● **Records contained in a dataset**:
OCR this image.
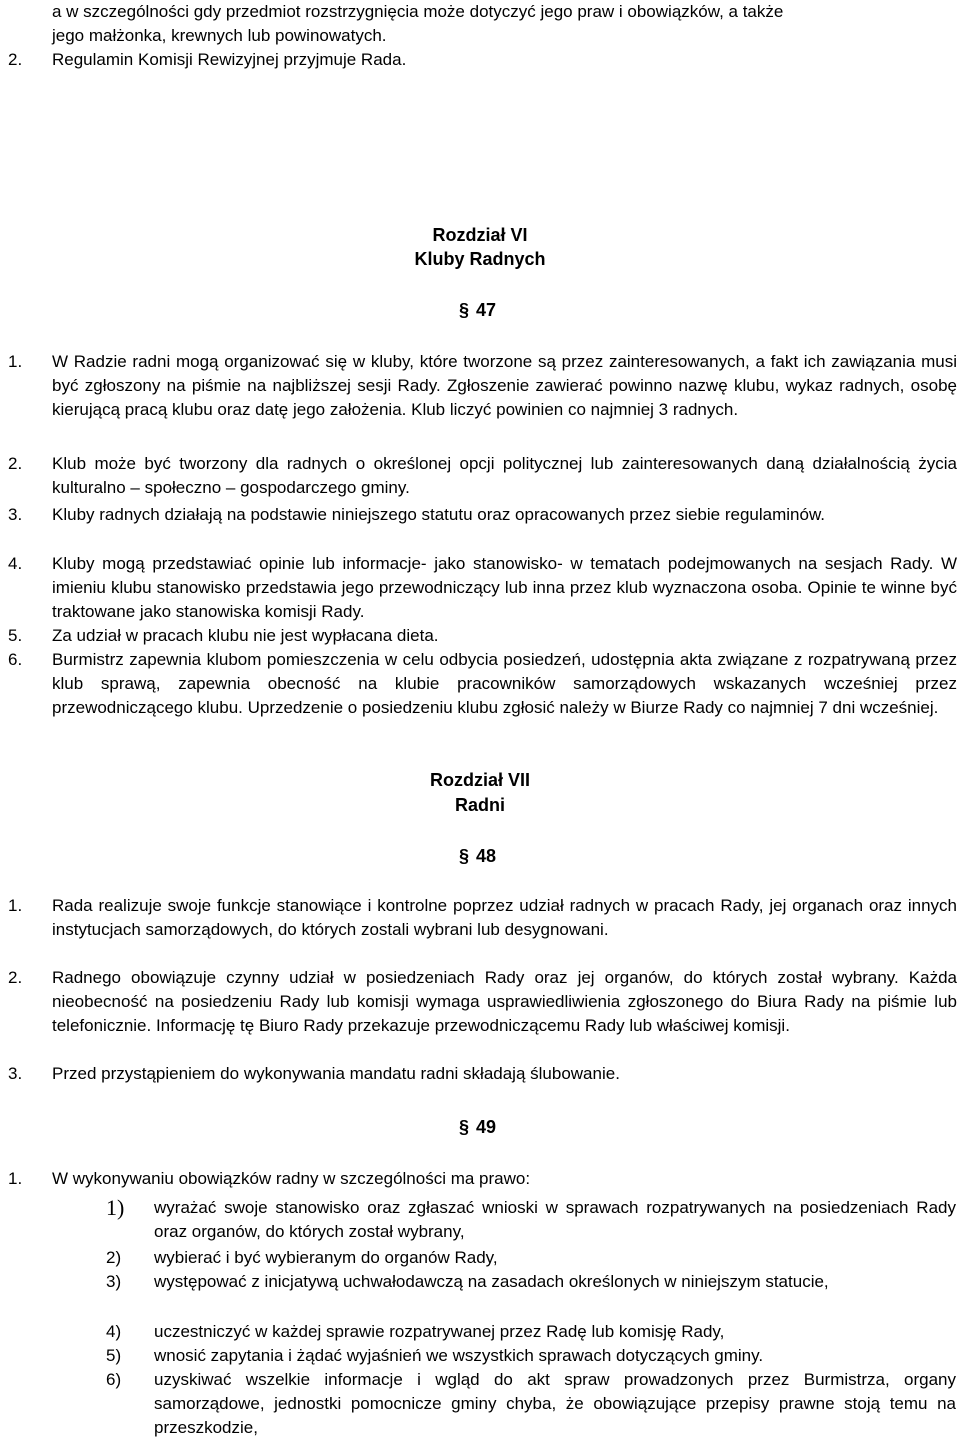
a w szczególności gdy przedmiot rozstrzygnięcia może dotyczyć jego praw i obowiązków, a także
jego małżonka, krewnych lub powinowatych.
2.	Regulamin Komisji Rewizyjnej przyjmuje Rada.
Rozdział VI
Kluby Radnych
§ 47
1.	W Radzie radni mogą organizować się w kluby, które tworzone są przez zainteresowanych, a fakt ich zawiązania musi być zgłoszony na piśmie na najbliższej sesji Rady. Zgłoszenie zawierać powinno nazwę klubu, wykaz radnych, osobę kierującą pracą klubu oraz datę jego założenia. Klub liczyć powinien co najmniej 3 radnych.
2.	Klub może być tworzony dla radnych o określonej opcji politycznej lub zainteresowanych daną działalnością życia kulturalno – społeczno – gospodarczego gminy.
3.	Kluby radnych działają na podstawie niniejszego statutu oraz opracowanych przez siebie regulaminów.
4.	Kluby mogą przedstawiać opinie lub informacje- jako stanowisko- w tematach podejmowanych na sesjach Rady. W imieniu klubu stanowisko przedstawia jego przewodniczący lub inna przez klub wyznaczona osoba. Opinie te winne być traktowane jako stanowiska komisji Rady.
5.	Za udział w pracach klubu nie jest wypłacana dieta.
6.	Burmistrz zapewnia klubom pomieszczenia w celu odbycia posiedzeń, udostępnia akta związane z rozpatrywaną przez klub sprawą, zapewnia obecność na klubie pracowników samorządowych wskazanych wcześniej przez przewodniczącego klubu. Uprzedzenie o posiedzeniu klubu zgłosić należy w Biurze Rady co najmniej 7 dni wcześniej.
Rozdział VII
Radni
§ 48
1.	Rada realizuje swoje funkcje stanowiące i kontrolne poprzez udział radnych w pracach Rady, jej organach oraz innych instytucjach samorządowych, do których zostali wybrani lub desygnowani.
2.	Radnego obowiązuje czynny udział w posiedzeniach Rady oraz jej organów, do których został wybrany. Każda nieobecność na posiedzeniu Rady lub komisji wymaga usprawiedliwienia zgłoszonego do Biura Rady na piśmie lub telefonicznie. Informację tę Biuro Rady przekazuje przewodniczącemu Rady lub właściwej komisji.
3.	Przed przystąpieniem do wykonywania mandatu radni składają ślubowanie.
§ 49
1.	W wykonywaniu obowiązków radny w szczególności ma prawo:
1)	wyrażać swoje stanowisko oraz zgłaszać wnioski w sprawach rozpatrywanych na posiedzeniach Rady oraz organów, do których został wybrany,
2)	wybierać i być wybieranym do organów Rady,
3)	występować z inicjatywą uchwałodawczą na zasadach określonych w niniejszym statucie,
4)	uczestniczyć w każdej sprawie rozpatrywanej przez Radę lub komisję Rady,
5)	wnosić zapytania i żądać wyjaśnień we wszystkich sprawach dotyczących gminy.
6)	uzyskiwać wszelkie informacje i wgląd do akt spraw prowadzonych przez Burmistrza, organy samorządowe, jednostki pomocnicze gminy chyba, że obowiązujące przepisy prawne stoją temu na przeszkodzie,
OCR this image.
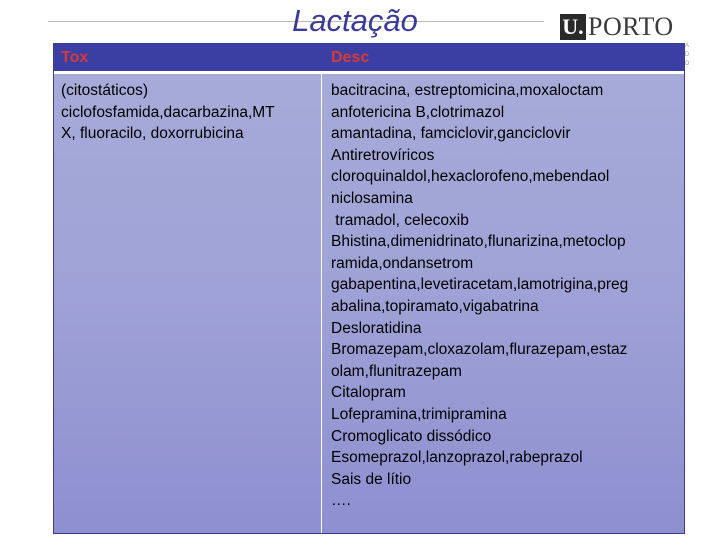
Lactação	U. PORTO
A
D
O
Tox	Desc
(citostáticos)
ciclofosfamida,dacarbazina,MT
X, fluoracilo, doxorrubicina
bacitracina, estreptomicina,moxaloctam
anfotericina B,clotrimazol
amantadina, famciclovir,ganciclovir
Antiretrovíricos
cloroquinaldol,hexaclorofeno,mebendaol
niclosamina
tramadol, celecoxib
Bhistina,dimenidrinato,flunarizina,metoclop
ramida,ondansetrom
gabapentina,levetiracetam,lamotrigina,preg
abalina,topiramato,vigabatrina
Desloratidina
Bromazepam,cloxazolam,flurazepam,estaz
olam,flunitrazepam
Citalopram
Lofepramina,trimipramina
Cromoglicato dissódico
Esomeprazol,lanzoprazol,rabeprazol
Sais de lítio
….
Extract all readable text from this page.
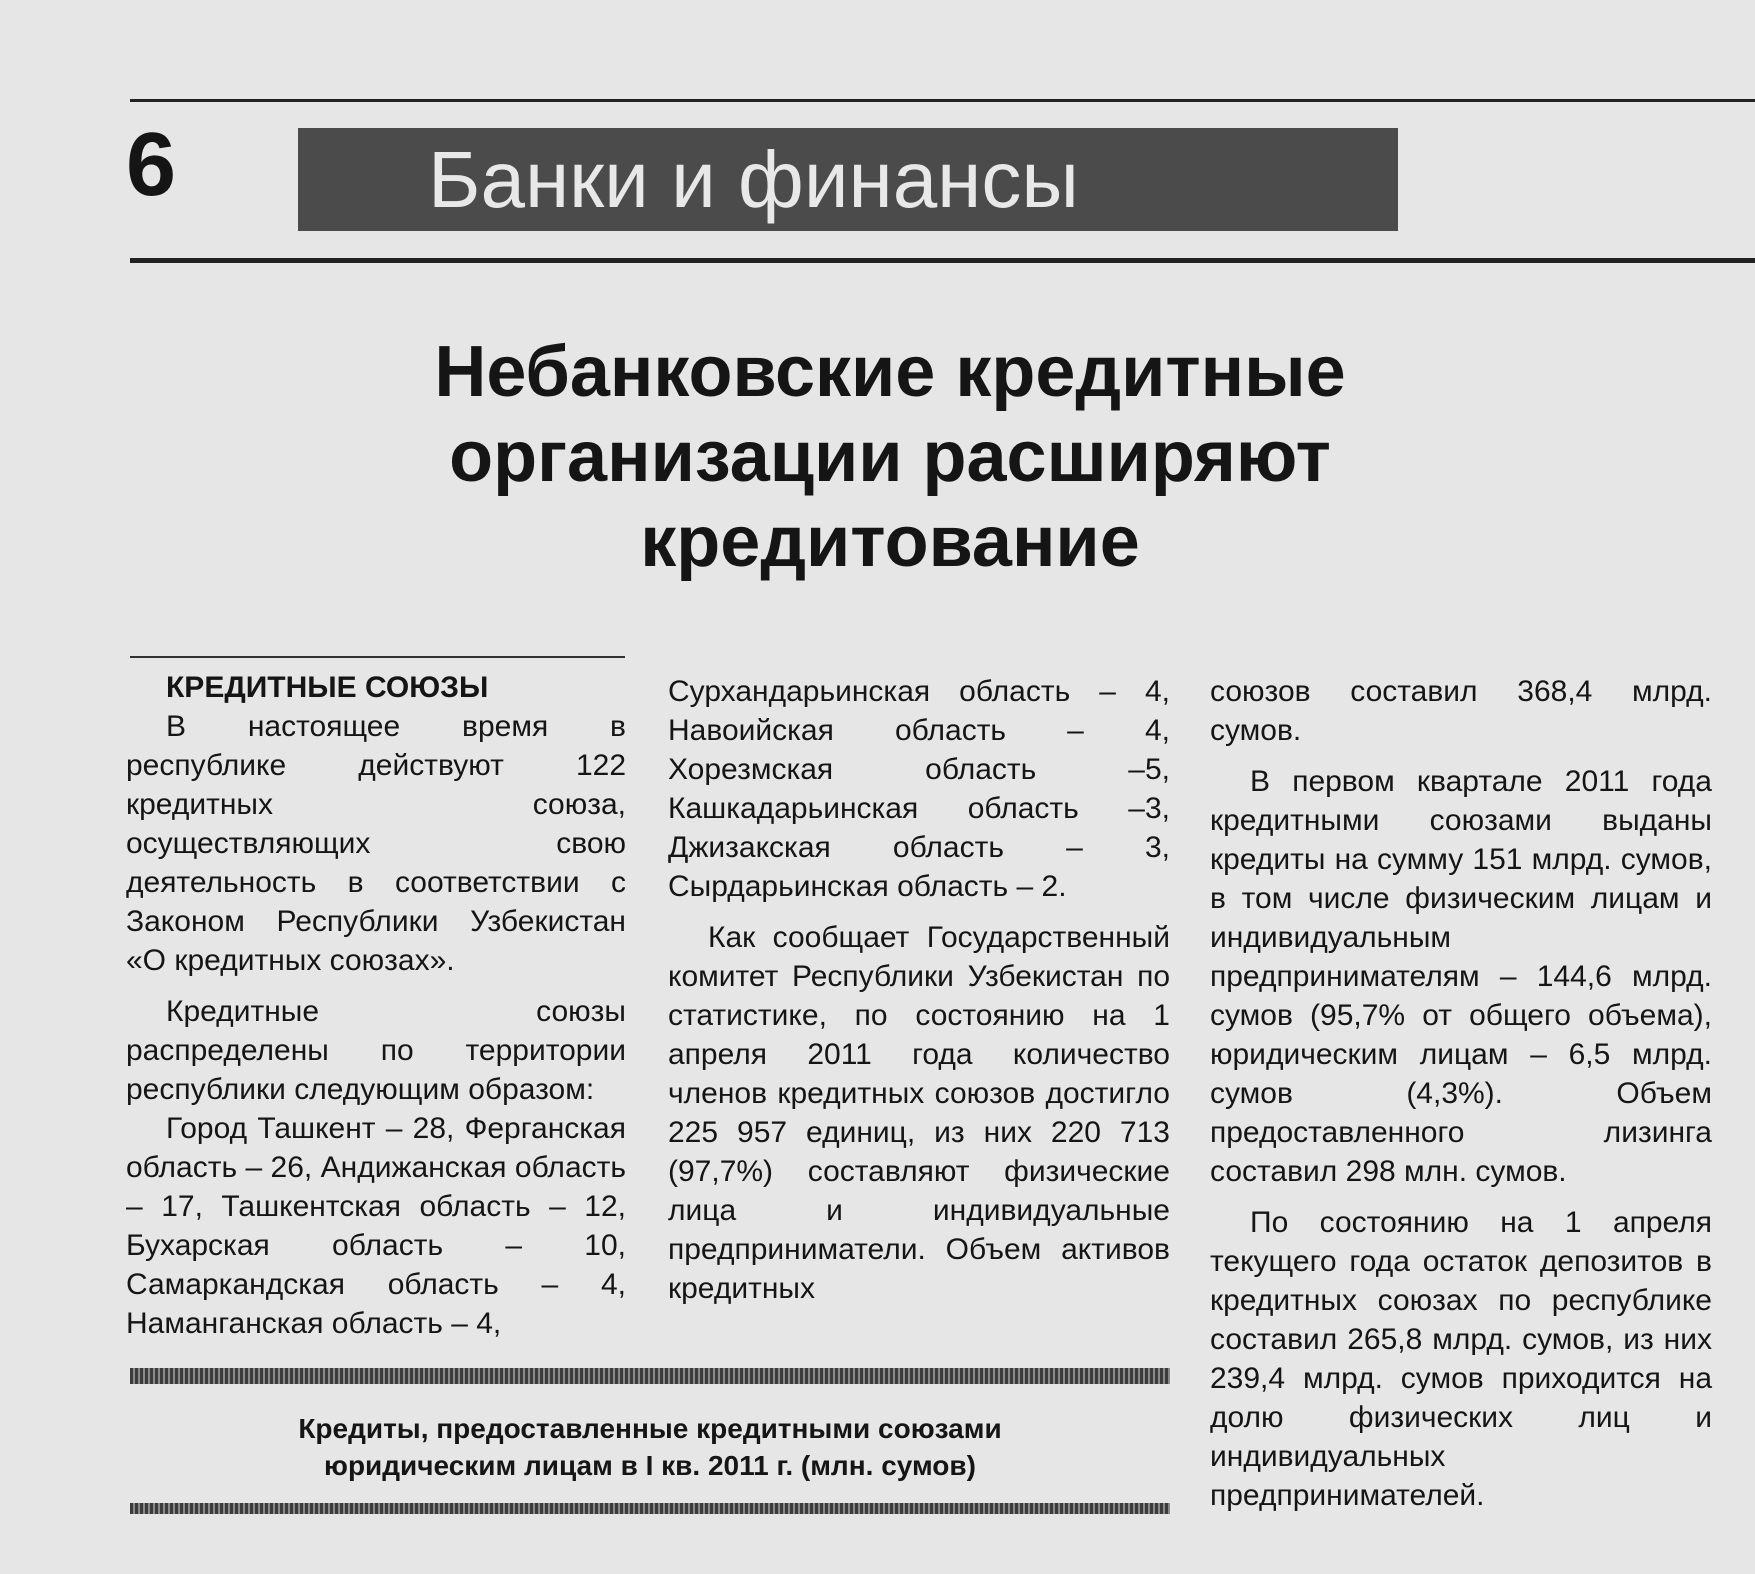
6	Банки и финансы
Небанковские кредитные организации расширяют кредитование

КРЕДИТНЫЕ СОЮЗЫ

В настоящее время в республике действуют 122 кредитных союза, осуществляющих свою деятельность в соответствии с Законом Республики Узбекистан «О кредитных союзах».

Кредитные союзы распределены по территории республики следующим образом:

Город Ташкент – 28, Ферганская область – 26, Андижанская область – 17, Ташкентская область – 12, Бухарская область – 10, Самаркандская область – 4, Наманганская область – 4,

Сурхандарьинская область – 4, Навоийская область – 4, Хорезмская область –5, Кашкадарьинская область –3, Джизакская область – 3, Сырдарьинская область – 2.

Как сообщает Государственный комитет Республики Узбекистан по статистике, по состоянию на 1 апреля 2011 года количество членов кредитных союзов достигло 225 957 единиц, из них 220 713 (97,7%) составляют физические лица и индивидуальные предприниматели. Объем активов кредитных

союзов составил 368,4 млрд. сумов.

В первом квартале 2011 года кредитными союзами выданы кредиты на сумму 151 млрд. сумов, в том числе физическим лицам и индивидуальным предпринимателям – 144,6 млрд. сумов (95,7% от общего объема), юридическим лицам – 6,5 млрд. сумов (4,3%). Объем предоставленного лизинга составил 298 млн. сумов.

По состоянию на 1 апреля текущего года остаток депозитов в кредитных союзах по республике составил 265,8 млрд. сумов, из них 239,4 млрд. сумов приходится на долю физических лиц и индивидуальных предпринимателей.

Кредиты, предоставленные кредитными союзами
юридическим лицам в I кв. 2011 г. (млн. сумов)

● **Exercise task**: Retype the listing exactly. Pictures do not belong in the copy.

● **Exercise output**:
OCR this image.
a w szczególności gdy przedmiot rozstrzygnięcia może dotyczyć jego praw i obowiązków, a także
jego małżonka, krewnych lub powinowatych.
2.	Regulamin Komisji Rewizyjnej przyjmuje Rada.
Rozdział VI
Kluby Radnych
§ 47
1.	W Radzie radni mogą organizować się w kluby, które tworzone są przez zainteresowanych, a fakt ich zawiązania musi być zgłoszony na piśmie na najbliższej sesji Rady. Zgłoszenie zawierać powinno nazwę klubu, wykaz radnych, osobę kierującą pracą klubu oraz datę jego założenia. Klub liczyć powinien co najmniej 3 radnych.
2.	Klub może być tworzony dla radnych o określonej opcji politycznej lub zainteresowanych daną działalnością życia kulturalno – społeczno – gospodarczego gminy.
3.	Kluby radnych działają na podstawie niniejszego statutu oraz opracowanych przez siebie regulaminów.
4.	Kluby mogą przedstawiać opinie lub informacje- jako stanowisko- w tematach podejmowanych na sesjach Rady. W imieniu klubu stanowisko przedstawia jego przewodniczący lub inna przez klub wyznaczona osoba. Opinie te winne być traktowane jako stanowiska komisji Rady.
5.	Za udział w pracach klubu nie jest wypłacana dieta.
6.	Burmistrz zapewnia klubom pomieszczenia w celu odbycia posiedzeń, udostępnia akta związane z rozpatrywaną przez klub sprawą, zapewnia obecność na klubie pracowników samorządowych wskazanych wcześniej przez przewodniczącego klubu. Uprzedzenie o posiedzeniu klubu zgłosić należy w Biurze Rady co najmniej 7 dni wcześniej.
Rozdział VII
Radni
§ 48
1.	Rada realizuje swoje funkcje stanowiące i kontrolne poprzez udział radnych w pracach Rady, jej organach oraz innych instytucjach samorządowych, do których zostali wybrani lub desygnowani.
2.	Radnego obowiązuje czynny udział w posiedzeniach Rady oraz jej organów, do których został wybrany. Każda nieobecność na posiedzeniu Rady lub komisji wymaga usprawiedliwienia zgłoszonego do Biura Rady na piśmie lub telefonicznie. Informację tę Biuro Rady przekazuje przewodniczącemu Rady lub właściwej komisji.
3.	Przed przystąpieniem do wykonywania mandatu radni składają ślubowanie.
§ 49
1.	W wykonywaniu obowiązków radny w szczególności ma prawo:
1)	wyrażać swoje stanowisko oraz zgłaszać wnioski w sprawach rozpatrywanych na posiedzeniach Rady oraz organów, do których został wybrany,
2)	wybierać i być wybieranym do organów Rady,
3)	występować z inicjatywą uchwałodawczą na zasadach określonych w niniejszym statucie,
4)	uczestniczyć w każdej sprawie rozpatrywanej przez Radę lub komisję Rady,
5)	wnosić zapytania i żądać wyjaśnień we wszystkich sprawach dotyczących gminy.
6)	uzyskiwać wszelkie informacje i wgląd do akt spraw prowadzonych przez Burmistrza, organy samorządowe, jednostki pomocnicze gminy chyba, że obowiązujące przepisy prawne stoją temu na przeszkodzie,
OCR this image.
Lactação	U. PORTO
A
D
O
Tox	Desc
(citostáticos)
ciclofosfamida,dacarbazina,MT
X, fluoracilo, doxorrubicina
bacitracina, estreptomicina,moxaloctam
anfotericina B,clotrimazol
amantadina, famciclovir,ganciclovir
Antiretrovíricos
cloroquinaldol,hexaclorofeno,mebendaol
niclosamina
tramadol, celecoxib
Bhistina,dimenidrinato,flunarizina,metoclop
ramida,ondansetrom
gabapentina,levetiracetam,lamotrigina,preg
abalina,topiramato,vigabatrina
Desloratidina
Bromazepam,cloxazolam,flurazepam,estaz
olam,flunitrazepam
Citalopram
Lofepramina,trimipramina
Cromoglicato dissódico
Esomeprazol,lanzoprazol,rabeprazol
Sais de lítio
….
Extract all readable text from this page.
6	Банки и финансы
Небанковские кредитные организации расширяют кредитование

КРЕДИТНЫЕ СОЮЗЫ

В настоящее время в республике действуют 122 кредитных союза, осуществляющих свою деятельность в соответствии с Законом Республики Узбекистан «О кредитных союзах».

Кредитные союзы распределены по территории республики следующим образом:

Город Ташкент – 28, Ферганская область – 26, Андижанская область – 17, Ташкентская область – 12, Бухарская область – 10, Самаркандская область – 4, Наманганская область – 4,

Сурхандарьинская область – 4, Навоийская область – 4, Хорезмская область –5, Кашкадарьинская область –3, Джизакская область – 3, Сырдарьинская область – 2.

Как сообщает Государственный комитет Республики Узбекистан по статистике, по состоянию на 1 апреля 2011 года количество членов кредитных союзов достигло 225 957 единиц, из них 220 713 (97,7%) составляют физические лица и индивидуальные предприниматели. Объем активов кредитных

союзов составил 368,4 млрд. сумов.

В первом квартале 2011 года кредитными союзами выданы кредиты на сумму 151 млрд. сумов, в том числе физическим лицам и индивидуальным предпринимателям – 144,6 млрд. сумов (95,7% от общего объема), юридическим лицам – 6,5 млрд. сумов (4,3%). Объем предоставленного лизинга составил 298 млн. сумов.

По состоянию на 1 апреля текущего года остаток депозитов в кредитных союзах по республике составил 265,8 млрд. сумов, из них 239,4 млрд. сумов приходится на долю физических лиц и индивидуальных предпринимателей.

Кредиты, предоставленные кредитными союзами
юридическим лицам в I кв. 2011 г. (млн. сумов)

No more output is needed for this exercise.